» JOB:
Extract all of the data and reproduce it precisely.

» DATASET:
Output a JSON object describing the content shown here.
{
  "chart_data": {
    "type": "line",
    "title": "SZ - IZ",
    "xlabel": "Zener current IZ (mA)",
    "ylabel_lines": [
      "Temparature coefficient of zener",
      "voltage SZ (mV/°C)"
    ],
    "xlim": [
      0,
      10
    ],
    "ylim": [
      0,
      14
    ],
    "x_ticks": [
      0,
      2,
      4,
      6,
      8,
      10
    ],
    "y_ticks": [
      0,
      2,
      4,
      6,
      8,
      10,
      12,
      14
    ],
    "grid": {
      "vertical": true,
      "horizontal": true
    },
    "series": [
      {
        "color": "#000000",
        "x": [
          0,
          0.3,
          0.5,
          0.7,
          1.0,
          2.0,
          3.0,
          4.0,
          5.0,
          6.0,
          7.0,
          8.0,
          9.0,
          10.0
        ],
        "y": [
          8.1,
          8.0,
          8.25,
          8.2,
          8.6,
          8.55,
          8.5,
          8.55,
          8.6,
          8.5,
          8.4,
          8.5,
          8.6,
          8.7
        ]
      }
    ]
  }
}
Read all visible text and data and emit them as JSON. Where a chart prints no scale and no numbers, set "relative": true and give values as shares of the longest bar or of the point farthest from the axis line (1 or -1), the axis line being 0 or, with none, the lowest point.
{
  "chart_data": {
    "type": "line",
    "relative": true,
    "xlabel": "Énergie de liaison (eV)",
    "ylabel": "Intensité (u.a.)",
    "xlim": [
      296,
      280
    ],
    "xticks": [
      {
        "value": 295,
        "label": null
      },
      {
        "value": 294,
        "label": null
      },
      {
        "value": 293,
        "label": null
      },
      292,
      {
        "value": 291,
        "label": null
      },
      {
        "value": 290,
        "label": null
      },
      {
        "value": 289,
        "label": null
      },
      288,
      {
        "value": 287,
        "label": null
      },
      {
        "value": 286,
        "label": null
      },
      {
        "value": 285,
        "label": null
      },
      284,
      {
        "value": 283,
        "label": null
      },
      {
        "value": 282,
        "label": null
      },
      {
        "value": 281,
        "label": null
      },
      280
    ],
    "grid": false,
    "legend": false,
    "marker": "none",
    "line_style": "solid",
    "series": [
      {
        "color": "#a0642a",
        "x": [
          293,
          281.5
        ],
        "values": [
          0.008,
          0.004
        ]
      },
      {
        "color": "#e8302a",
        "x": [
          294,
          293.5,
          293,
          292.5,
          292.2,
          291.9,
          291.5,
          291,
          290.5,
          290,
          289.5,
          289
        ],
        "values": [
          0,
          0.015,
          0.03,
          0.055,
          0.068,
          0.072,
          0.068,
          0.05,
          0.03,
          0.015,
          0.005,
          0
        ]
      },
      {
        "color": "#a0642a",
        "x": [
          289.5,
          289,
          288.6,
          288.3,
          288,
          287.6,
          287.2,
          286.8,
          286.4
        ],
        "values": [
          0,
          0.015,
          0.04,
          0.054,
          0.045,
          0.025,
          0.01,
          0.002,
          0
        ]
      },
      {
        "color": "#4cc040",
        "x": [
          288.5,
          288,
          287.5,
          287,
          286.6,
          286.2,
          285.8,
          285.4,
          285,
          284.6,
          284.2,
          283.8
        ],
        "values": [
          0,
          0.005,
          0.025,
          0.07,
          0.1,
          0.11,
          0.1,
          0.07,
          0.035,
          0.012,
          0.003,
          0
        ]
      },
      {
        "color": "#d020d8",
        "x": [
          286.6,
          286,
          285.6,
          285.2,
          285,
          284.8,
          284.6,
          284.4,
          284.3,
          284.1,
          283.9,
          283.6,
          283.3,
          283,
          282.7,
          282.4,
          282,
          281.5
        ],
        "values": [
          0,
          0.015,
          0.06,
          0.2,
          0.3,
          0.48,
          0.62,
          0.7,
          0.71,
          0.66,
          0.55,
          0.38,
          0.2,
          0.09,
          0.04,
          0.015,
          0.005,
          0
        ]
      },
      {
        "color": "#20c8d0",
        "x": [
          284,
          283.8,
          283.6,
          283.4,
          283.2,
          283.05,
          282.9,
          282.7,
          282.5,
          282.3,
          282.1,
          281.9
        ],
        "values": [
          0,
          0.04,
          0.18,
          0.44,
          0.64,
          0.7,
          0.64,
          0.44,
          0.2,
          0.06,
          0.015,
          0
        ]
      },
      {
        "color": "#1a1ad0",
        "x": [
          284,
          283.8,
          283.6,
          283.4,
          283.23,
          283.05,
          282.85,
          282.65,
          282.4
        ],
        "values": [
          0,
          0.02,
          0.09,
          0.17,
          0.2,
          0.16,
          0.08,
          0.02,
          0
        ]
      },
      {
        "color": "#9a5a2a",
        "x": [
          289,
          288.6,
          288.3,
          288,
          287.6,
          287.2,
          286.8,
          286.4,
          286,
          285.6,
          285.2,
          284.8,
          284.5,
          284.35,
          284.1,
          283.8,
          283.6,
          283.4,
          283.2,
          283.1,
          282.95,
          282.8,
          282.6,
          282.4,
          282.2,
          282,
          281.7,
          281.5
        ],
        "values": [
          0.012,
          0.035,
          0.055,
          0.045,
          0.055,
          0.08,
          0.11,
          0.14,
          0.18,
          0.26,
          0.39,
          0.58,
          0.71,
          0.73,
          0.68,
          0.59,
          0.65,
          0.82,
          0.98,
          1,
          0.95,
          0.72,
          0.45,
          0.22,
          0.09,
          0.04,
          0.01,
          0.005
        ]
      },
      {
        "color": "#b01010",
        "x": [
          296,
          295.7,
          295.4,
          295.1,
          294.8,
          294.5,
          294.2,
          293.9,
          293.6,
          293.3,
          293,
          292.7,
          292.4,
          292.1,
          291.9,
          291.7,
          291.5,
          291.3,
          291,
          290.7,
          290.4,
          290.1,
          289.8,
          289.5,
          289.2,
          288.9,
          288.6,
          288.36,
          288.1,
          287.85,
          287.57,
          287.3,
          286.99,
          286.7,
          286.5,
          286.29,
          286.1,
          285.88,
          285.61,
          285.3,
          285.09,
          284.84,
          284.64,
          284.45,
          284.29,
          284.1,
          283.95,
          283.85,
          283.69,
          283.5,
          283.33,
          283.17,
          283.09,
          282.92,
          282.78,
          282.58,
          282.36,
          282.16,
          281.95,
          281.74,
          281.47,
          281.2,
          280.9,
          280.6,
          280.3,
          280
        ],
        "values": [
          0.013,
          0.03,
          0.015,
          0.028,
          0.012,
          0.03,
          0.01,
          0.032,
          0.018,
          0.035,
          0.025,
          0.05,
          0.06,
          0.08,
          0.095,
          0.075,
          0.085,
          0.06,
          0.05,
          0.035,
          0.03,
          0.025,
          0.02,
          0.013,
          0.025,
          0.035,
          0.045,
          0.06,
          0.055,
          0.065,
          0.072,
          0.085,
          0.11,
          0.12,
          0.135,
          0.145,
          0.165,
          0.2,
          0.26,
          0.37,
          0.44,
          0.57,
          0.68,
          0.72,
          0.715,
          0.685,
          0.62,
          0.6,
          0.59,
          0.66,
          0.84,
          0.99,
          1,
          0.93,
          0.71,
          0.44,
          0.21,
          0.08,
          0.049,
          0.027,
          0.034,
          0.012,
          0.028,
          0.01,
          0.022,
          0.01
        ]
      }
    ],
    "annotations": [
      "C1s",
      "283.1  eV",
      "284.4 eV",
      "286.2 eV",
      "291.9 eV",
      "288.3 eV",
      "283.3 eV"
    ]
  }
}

» ANSWER FOR THIS EXERCISE:
Output a JSON object describing the content shown here.
{
  "chart_data": {
    "type": "line",
    "title": "SZ - IZ",
    "xlabel": "Zener current IZ (mA)",
    "ylabel_lines": [
      "Temparature coefficient of zener",
      "voltage SZ (mV/°C)"
    ],
    "xlim": [
      0,
      10
    ],
    "ylim": [
      0,
      14
    ],
    "x_ticks": [
      0,
      2,
      4,
      6,
      8,
      10
    ],
    "y_ticks": [
      0,
      2,
      4,
      6,
      8,
      10,
      12,
      14
    ],
    "grid": {
      "vertical": true,
      "horizontal": true
    },
    "series": [
      {
        "color": "#000000",
        "x": [
          0,
          0.3,
          0.5,
          0.7,
          1.0,
          2.0,
          3.0,
          4.0,
          5.0,
          6.0,
          7.0,
          8.0,
          9.0,
          10.0
        ],
        "y": [
          8.1,
          8.0,
          8.25,
          8.2,
          8.6,
          8.55,
          8.5,
          8.55,
          8.6,
          8.5,
          8.4,
          8.5,
          8.6,
          8.7
        ]
      }
    ]
  }
}
Read all visible text and data and emit them as JSON. Where a chart prints no scale and no numbers, set "relative": true and give values as shares of the longest bar or of the point farthest from the axis line (1 or -1), the axis line being 0 or, with none, the lowest point.
{
  "chart_data": {
    "type": "line",
    "relative": true,
    "xlabel": "Énergie de liaison (eV)",
    "ylabel": "Intensité (u.a.)",
    "xlim": [
      296,
      280
    ],
    "xticks": [
      {
        "value": 295,
        "label": null
      },
      {
        "value": 294,
        "label": null
      },
      {
        "value": 293,
        "label": null
      },
      292,
      {
        "value": 291,
        "label": null
      },
      {
        "value": 290,
        "label": null
      },
      {
        "value": 289,
        "label": null
      },
      288,
      {
        "value": 287,
        "label": null
      },
      {
        "value": 286,
        "label": null
      },
      {
        "value": 285,
        "label": null
      },
      284,
      {
        "value": 283,
        "label": null
      },
      {
        "value": 282,
        "label": null
      },
      {
        "value": 281,
        "label": null
      },
      280
    ],
    "grid": false,
    "legend": false,
    "marker": "none",
    "line_style": "solid",
    "series": [
      {
        "color": "#a0642a",
        "x": [
          293,
          281.5
        ],
        "values": [
          0.008,
          0.004
        ]
      },
      {
        "color": "#e8302a",
        "x": [
          294,
          293.5,
          293,
          292.5,
          292.2,
          291.9,
          291.5,
          291,
          290.5,
          290,
          289.5,
          289
        ],
        "values": [
          0,
          0.015,
          0.03,
          0.055,
          0.068,
          0.072,
          0.068,
          0.05,
          0.03,
          0.015,
          0.005,
          0
        ]
      },
      {
        "color": "#a0642a",
        "x": [
          289.5,
          289,
          288.6,
          288.3,
          288,
          287.6,
          287.2,
          286.8,
          286.4
        ],
        "values": [
          0,
          0.015,
          0.04,
          0.054,
          0.045,
          0.025,
          0.01,
          0.002,
          0
        ]
      },
      {
        "color": "#4cc040",
        "x": [
          288.5,
          288,
          287.5,
          287,
          286.6,
          286.2,
          285.8,
          285.4,
          285,
          284.6,
          284.2,
          283.8
        ],
        "values": [
          0,
          0.005,
          0.025,
          0.07,
          0.1,
          0.11,
          0.1,
          0.07,
          0.035,
          0.012,
          0.003,
          0
        ]
      },
      {
        "color": "#d020d8",
        "x": [
          286.6,
          286,
          285.6,
          285.2,
          285,
          284.8,
          284.6,
          284.4,
          284.3,
          284.1,
          283.9,
          283.6,
          283.3,
          283,
          282.7,
          282.4,
          282,
          281.5
        ],
        "values": [
          0,
          0.015,
          0.06,
          0.2,
          0.3,
          0.48,
          0.62,
          0.7,
          0.71,
          0.66,
          0.55,
          0.38,
          0.2,
          0.09,
          0.04,
          0.015,
          0.005,
          0
        ]
      },
      {
        "color": "#20c8d0",
        "x": [
          284,
          283.8,
          283.6,
          283.4,
          283.2,
          283.05,
          282.9,
          282.7,
          282.5,
          282.3,
          282.1,
          281.9
        ],
        "values": [
          0,
          0.04,
          0.18,
          0.44,
          0.64,
          0.7,
          0.64,
          0.44,
          0.2,
          0.06,
          0.015,
          0
        ]
      },
      {
        "color": "#1a1ad0",
        "x": [
          284,
          283.8,
          283.6,
          283.4,
          283.23,
          283.05,
          282.85,
          282.65,
          282.4
        ],
        "values": [
          0,
          0.02,
          0.09,
          0.17,
          0.2,
          0.16,
          0.08,
          0.02,
          0
        ]
      },
      {
        "color": "#9a5a2a",
        "x": [
          289,
          288.6,
          288.3,
          288,
          287.6,
          287.2,
          286.8,
          286.4,
          286,
          285.6,
          285.2,
          284.8,
          284.5,
          284.35,
          284.1,
          283.8,
          283.6,
          283.4,
          283.2,
          283.1,
          282.95,
          282.8,
          282.6,
          282.4,
          282.2,
          282,
          281.7,
          281.5
        ],
        "values": [
          0.012,
          0.035,
          0.055,
          0.045,
          0.055,
          0.08,
          0.11,
          0.14,
          0.18,
          0.26,
          0.39,
          0.58,
          0.71,
          0.73,
          0.68,
          0.59,
          0.65,
          0.82,
          0.98,
          1,
          0.95,
          0.72,
          0.45,
          0.22,
          0.09,
          0.04,
          0.01,
          0.005
        ]
      },
      {
        "color": "#b01010",
        "x": [
          296,
          295.7,
          295.4,
          295.1,
          294.8,
          294.5,
          294.2,
          293.9,
          293.6,
          293.3,
          293,
          292.7,
          292.4,
          292.1,
          291.9,
          291.7,
          291.5,
          291.3,
          291,
          290.7,
          290.4,
          290.1,
          289.8,
          289.5,
          289.2,
          288.9,
          288.6,
          288.36,
          288.1,
          287.85,
          287.57,
          287.3,
          286.99,
          286.7,
          286.5,
          286.29,
          286.1,
          285.88,
          285.61,
          285.3,
          285.09,
          284.84,
          284.64,
          284.45,
          284.29,
          284.1,
          283.95,
          283.85,
          283.69,
          283.5,
          283.33,
          283.17,
          283.09,
          282.92,
          282.78,
          282.58,
          282.36,
          282.16,
          281.95,
          281.74,
          281.47,
          281.2,
          280.9,
          280.6,
          280.3,
          280
        ],
        "values": [
          0.013,
          0.03,
          0.015,
          0.028,
          0.012,
          0.03,
          0.01,
          0.032,
          0.018,
          0.035,
          0.025,
          0.05,
          0.06,
          0.08,
          0.095,
          0.075,
          0.085,
          0.06,
          0.05,
          0.035,
          0.03,
          0.025,
          0.02,
          0.013,
          0.025,
          0.035,
          0.045,
          0.06,
          0.055,
          0.065,
          0.072,
          0.085,
          0.11,
          0.12,
          0.135,
          0.145,
          0.165,
          0.2,
          0.26,
          0.37,
          0.44,
          0.57,
          0.68,
          0.72,
          0.715,
          0.685,
          0.62,
          0.6,
          0.59,
          0.66,
          0.84,
          0.99,
          1,
          0.93,
          0.71,
          0.44,
          0.21,
          0.08,
          0.049,
          0.027,
          0.034,
          0.012,
          0.028,
          0.01,
          0.022,
          0.01
        ]
      }
    ],
    "annotations": [
      "C1s",
      "283.1  eV",
      "284.4 eV",
      "286.2 eV",
      "291.9 eV",
      "288.3 eV",
      "283.3 eV"
    ]
  }
}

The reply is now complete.